Request
What number of lines in the material contain the word "Remove"? Give that number alone.

═══ Records provided

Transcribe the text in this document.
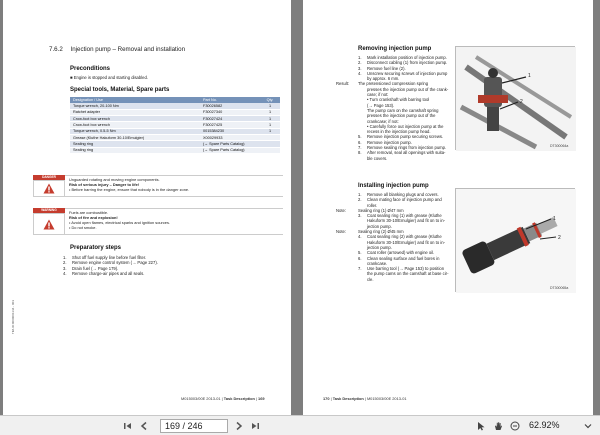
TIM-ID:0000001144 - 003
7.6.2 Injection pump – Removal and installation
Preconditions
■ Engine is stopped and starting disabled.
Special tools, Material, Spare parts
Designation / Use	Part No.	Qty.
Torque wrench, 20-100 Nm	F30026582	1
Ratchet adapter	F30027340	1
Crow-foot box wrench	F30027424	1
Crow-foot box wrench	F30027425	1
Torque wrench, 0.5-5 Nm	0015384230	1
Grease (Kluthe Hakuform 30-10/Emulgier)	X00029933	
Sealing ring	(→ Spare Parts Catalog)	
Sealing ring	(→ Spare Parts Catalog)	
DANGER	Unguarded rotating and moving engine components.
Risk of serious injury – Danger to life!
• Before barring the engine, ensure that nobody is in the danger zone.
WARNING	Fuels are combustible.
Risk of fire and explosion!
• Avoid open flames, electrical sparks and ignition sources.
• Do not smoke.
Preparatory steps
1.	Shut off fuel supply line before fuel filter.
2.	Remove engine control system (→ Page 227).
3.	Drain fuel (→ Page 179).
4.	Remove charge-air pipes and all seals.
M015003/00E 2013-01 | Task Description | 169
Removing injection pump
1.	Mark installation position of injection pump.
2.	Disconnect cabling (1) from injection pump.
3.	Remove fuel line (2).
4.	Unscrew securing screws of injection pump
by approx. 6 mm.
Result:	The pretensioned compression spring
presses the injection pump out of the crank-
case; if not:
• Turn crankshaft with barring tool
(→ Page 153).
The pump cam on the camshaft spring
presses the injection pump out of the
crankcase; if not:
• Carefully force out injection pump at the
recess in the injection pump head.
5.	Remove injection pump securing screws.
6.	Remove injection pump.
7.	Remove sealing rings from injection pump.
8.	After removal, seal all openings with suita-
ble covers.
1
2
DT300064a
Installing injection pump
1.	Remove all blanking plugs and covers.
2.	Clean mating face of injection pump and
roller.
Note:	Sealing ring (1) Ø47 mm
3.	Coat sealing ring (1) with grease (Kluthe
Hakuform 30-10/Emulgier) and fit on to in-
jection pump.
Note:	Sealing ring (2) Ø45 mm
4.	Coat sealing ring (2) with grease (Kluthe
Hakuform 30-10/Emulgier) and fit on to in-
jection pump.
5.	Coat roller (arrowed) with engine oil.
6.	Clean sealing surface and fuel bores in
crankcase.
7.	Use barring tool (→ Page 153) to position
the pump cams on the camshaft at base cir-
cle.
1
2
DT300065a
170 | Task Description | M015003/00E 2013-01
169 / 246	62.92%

══════

Reply to the task
7